* **Your task**: Copy out the records precisely, omitting pictures.

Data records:
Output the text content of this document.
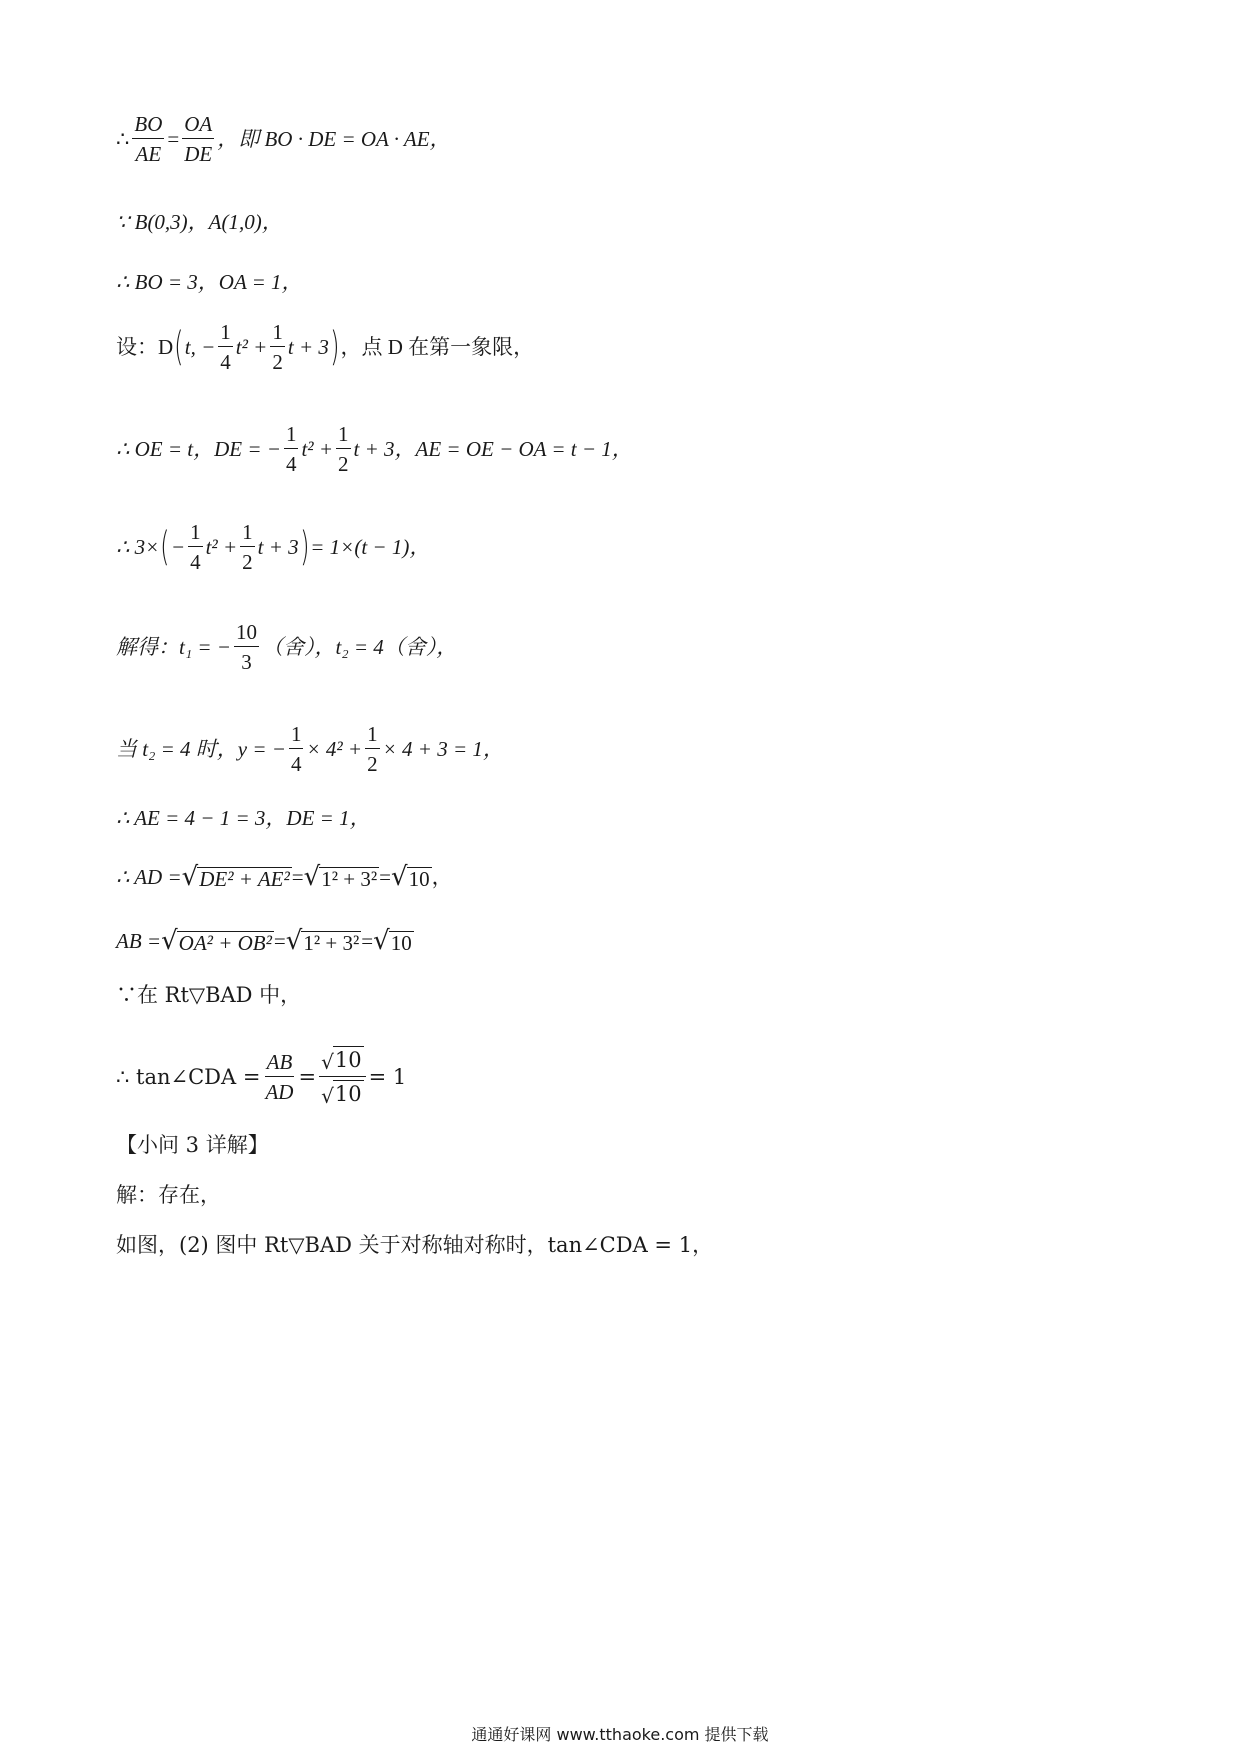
∴ $\frac{BO}{AE} = \frac{OA}{DE}$ ，即 BO · DE = OA · AE，
∵ B(0,3)，A(1,0)，
∴ BO = 3，OA = 1，
设：D ( t, − $\frac{1}{4} t^2 + \frac{1}{2}$ t + 3 ) ，点 D 在第一象限，
∴ OE = t，DE = − $\frac{1}{4} t^2 + \frac{1}{2}$ t + 3，AE = OE − OA = t − 1，
∴ 3× ( − $\frac{1}{4} t^2 + \frac{1}{2}$ t + 3 ) = 1×(t − 1)，
解得：t₁ = − $\frac{10}{3}$ （舍），t₂ = 4（舍），
当 t₂ = 4 时，y = − $\frac{1}{4} \times 4^2 + \frac{1}{2} \times 4 + 3 = 1$，
∴ AE = 4 − 1 = 3，DE = 1，
∴ AD = √ DE² + AE² = √ 1² + 3² = √ 10 ，
AB = √ OA² + OB² = √ 1² + 3² = √ 10
∵在 Rt▽BAD 中，
∴ tan∠CDA = $\frac{AB}{AD} = \frac{√ 10}{√ 10} = 1$
【小问 3 详解】
解：存在，
如图，(2) 图中 Rt▽BAD 关于对称轴对称时，tan∠CDA = 1，
通通好课网 www.tthaoke.com 提供下载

* **Solved problem**:
Output the text content of this document.
∴ $\frac{BO}{AE} = \frac{OA}{DE}$ ，即 BO · DE = OA · AE，
∵ B(0,3)，A(1,0)，
∴ BO = 3，OA = 1，
设：D ( t, − $\frac{1}{4} t^2 + \frac{1}{2}$ t + 3 ) ，点 D 在第一象限，
∴ OE = t，DE = − $\frac{1}{4} t^2 + \frac{1}{2}$ t + 3，AE = OE − OA = t − 1，
∴ 3× ( − $\frac{1}{4} t^2 + \frac{1}{2}$ t + 3 ) = 1×(t − 1)，
解得：t₁ = − $\frac{10}{3}$ （舍），t₂ = 4（舍），
当 t₂ = 4 时，y = − $\frac{1}{4} \times 4^2 + \frac{1}{2} \times 4 + 3 = 1$，
∴ AE = 4 − 1 = 3，DE = 1，
∴ AD = √ DE² + AE² = √ 1² + 3² = √ 10 ，
AB = √ OA² + OB² = √ 1² + 3² = √ 10
∵在 Rt▽BAD 中，
∴ tan∠CDA = $\frac{AB}{AD} = \frac{√ 10}{√ 10} = 1$
【小问 3 详解】
解：存在，
如图，(2) 图中 Rt▽BAD 关于对称轴对称时，tan∠CDA = 1，
通通好课网 www.tthaoke.com 提供下载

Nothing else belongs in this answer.